(Provided material):
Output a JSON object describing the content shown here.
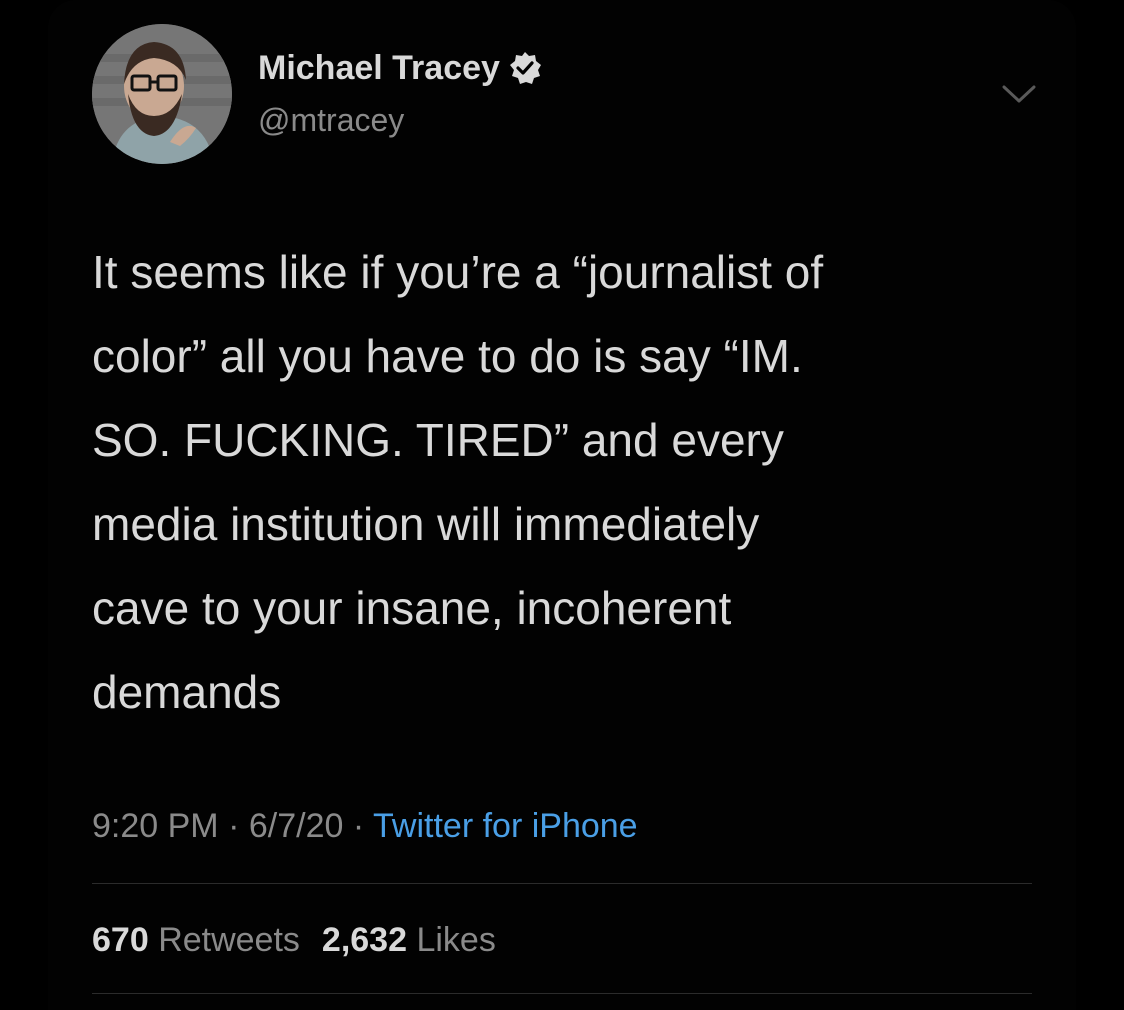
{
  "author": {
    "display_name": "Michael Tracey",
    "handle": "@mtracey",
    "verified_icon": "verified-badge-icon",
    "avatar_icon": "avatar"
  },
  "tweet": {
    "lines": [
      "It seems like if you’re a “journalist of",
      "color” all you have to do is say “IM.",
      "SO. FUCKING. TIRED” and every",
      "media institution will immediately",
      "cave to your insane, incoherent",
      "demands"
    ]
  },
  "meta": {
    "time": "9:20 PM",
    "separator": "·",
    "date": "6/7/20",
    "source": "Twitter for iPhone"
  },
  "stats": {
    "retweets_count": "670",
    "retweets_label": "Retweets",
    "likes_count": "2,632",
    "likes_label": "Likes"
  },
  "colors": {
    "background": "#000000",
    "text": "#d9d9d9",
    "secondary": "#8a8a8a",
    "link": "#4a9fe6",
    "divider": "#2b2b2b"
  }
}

(What is expected): Print out the lines exactly, skipping any picture.

(Response to the task):
Output a JSON object describing the content shown here.
{
  "author": {
    "display_name": "Michael Tracey",
    "handle": "@mtracey",
    "verified_icon": "verified-badge-icon",
    "avatar_icon": "avatar"
  },
  "tweet": {
    "lines": [
      "It seems like if you’re a “journalist of",
      "color” all you have to do is say “IM.",
      "SO. FUCKING. TIRED” and every",
      "media institution will immediately",
      "cave to your insane, incoherent",
      "demands"
    ]
  },
  "meta": {
    "time": "9:20 PM",
    "separator": "·",
    "date": "6/7/20",
    "source": "Twitter for iPhone"
  },
  "stats": {
    "retweets_count": "670",
    "retweets_label": "Retweets",
    "likes_count": "2,632",
    "likes_label": "Likes"
  },
  "colors": {
    "background": "#000000",
    "text": "#d9d9d9",
    "secondary": "#8a8a8a",
    "link": "#4a9fe6",
    "divider": "#2b2b2b"
  }
}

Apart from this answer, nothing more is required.